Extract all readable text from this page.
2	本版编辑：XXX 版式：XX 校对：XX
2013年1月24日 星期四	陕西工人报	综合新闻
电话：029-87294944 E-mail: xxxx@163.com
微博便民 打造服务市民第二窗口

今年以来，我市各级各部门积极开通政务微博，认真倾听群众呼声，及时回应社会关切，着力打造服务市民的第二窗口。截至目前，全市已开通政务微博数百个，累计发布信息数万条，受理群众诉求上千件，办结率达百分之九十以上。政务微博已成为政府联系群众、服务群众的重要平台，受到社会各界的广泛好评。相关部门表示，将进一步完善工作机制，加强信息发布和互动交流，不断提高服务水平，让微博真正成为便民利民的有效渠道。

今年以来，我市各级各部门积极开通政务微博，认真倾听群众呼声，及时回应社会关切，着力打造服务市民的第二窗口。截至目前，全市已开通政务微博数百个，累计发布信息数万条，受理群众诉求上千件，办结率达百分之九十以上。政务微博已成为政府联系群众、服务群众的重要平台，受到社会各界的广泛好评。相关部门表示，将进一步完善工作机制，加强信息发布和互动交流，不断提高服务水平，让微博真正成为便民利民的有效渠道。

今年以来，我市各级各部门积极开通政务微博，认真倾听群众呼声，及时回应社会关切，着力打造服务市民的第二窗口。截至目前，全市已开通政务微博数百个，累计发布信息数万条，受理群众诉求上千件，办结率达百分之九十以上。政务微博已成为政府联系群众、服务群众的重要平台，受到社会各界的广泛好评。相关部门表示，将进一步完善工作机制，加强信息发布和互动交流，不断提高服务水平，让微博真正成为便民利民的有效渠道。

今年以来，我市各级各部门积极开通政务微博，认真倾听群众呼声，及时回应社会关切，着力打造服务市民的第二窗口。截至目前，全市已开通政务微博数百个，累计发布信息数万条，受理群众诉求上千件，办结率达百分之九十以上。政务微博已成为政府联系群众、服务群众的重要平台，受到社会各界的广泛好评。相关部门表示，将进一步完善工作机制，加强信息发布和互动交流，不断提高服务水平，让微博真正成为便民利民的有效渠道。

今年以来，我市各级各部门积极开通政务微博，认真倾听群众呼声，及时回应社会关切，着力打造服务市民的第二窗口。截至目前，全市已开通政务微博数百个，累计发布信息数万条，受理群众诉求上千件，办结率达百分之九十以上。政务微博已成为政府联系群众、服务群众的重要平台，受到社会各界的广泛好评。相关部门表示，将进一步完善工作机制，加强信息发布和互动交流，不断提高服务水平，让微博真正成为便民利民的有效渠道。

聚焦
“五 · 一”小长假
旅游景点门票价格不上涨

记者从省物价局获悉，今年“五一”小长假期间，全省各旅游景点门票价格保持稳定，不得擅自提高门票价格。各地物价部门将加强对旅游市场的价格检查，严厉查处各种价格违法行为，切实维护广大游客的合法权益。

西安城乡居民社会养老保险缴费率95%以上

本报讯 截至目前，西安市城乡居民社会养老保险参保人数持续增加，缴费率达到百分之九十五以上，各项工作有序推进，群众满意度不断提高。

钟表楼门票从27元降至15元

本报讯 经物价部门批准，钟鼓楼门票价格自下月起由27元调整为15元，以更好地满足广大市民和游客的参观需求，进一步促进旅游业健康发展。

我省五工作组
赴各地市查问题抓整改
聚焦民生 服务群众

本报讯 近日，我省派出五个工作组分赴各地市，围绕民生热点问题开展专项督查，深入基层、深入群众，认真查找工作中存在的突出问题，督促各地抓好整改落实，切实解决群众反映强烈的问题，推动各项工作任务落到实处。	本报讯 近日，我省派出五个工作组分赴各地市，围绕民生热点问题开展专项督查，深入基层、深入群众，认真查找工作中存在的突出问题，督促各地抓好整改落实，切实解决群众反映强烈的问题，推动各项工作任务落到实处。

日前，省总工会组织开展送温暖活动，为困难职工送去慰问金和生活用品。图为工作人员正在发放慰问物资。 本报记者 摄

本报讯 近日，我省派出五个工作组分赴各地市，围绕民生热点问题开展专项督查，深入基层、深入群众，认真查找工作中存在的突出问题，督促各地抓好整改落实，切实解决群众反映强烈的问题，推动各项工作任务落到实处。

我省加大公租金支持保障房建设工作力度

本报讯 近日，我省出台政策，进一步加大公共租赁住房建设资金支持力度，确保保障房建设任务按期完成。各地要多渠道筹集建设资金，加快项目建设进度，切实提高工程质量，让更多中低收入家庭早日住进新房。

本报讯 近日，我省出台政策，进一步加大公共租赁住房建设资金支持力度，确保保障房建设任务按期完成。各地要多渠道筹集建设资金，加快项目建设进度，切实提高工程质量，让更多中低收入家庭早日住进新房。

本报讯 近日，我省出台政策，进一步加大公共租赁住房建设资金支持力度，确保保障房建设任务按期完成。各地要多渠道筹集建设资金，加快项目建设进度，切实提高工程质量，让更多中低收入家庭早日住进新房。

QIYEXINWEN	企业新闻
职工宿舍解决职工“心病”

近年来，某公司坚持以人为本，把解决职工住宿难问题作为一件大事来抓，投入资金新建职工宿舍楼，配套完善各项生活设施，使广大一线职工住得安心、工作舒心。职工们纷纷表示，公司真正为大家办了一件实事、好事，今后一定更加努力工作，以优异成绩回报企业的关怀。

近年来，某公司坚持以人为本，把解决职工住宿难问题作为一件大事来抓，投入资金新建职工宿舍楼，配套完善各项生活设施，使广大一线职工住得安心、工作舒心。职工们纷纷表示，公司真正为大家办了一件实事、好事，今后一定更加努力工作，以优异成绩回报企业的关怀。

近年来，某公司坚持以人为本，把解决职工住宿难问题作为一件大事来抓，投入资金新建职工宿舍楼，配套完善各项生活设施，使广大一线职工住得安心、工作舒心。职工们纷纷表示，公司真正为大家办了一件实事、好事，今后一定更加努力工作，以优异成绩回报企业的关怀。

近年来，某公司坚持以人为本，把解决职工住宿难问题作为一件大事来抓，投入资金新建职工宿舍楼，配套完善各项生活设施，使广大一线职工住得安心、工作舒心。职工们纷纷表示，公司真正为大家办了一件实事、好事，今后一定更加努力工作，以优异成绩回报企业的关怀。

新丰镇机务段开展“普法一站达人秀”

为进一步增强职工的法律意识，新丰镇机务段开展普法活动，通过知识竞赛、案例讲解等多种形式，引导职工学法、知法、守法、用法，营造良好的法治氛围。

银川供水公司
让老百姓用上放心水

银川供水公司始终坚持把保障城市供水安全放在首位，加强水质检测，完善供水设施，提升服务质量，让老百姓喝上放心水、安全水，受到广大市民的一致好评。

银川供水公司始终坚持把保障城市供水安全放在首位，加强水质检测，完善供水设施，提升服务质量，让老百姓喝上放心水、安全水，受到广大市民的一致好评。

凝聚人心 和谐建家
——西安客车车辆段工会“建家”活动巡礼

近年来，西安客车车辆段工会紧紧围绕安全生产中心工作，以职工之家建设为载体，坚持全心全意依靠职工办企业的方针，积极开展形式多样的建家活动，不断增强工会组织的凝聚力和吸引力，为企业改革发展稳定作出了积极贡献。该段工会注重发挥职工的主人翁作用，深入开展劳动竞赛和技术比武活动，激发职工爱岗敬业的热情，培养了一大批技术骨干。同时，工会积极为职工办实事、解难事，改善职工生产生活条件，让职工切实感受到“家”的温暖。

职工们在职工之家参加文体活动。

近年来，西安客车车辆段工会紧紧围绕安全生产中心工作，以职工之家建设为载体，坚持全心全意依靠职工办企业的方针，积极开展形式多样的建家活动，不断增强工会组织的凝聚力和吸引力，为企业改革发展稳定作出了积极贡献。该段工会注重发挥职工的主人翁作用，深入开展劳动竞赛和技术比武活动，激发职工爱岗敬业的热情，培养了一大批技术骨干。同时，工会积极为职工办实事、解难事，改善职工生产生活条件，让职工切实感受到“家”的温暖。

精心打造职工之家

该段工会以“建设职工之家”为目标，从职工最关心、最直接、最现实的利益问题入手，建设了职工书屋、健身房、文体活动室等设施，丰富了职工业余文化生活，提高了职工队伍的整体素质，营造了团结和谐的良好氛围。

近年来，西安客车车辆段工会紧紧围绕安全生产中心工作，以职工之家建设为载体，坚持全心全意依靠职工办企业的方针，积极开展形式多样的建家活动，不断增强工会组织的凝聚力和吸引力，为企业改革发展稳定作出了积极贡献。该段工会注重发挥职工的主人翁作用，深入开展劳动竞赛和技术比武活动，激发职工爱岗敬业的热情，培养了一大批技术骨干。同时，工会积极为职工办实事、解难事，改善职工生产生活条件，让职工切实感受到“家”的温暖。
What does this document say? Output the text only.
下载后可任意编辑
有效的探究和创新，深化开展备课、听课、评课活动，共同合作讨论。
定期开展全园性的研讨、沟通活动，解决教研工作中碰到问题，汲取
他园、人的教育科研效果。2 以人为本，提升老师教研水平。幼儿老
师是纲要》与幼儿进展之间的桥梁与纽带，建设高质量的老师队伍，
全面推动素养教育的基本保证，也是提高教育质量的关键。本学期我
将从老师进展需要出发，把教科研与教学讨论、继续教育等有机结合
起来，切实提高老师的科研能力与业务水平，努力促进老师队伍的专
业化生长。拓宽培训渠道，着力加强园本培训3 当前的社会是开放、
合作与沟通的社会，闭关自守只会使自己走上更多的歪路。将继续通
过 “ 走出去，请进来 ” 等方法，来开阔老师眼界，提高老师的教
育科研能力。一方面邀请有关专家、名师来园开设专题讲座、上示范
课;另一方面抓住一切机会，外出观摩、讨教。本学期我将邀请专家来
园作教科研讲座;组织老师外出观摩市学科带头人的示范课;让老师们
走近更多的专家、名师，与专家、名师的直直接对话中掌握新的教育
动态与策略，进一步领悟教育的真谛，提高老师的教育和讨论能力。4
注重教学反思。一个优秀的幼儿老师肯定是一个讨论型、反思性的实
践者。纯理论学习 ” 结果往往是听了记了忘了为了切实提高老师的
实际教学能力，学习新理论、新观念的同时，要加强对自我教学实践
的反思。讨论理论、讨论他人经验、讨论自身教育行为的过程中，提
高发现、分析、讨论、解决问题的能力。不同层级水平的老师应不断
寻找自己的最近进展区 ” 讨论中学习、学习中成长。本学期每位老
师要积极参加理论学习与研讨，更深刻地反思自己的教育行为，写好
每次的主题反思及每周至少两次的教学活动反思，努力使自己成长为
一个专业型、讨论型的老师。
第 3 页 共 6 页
____________________
Everything from the line with "What does this" to the end of the listing above needs to be duplicated exactly, both end lines included, with nothing more.

EXERCISE ANSWER »
What does this document say? Output the text only.
下载后可任意编辑
有效的探究和创新，深化开展备课、听课、评课活动，共同合作讨论。
定期开展全园性的研讨、沟通活动，解决教研工作中碰到问题，汲取
他园、人的教育科研效果。2 以人为本，提升老师教研水平。幼儿老
师是纲要》与幼儿进展之间的桥梁与纽带，建设高质量的老师队伍，
全面推动素养教育的基本保证，也是提高教育质量的关键。本学期我
将从老师进展需要出发，把教科研与教学讨论、继续教育等有机结合
起来，切实提高老师的科研能力与业务水平，努力促进老师队伍的专
业化生长。拓宽培训渠道，着力加强园本培训3 当前的社会是开放、
合作与沟通的社会，闭关自守只会使自己走上更多的歪路。将继续通
过 “ 走出去，请进来 ” 等方法，来开阔老师眼界，提高老师的教
育科研能力。一方面邀请有关专家、名师来园开设专题讲座、上示范
课;另一方面抓住一切机会，外出观摩、讨教。本学期我将邀请专家来
园作教科研讲座;组织老师外出观摩市学科带头人的示范课;让老师们
走近更多的专家、名师，与专家、名师的直直接对话中掌握新的教育
动态与策略，进一步领悟教育的真谛，提高老师的教育和讨论能力。4
注重教学反思。一个优秀的幼儿老师肯定是一个讨论型、反思性的实
践者。纯理论学习 ” 结果往往是听了记了忘了为了切实提高老师的
实际教学能力，学习新理论、新观念的同时，要加强对自我教学实践
的反思。讨论理论、讨论他人经验、讨论自身教育行为的过程中，提
高发现、分析、讨论、解决问题的能力。不同层级水平的老师应不断
寻找自己的最近进展区 ” 讨论中学习、学习中成长。本学期每位老
师要积极参加理论学习与研讨，更深刻地反思自己的教育行为，写好
每次的主题反思及每周至少两次的教学活动反思，努力使自己成长为
一个专业型、讨论型的老师。
第 3 页 共 6 页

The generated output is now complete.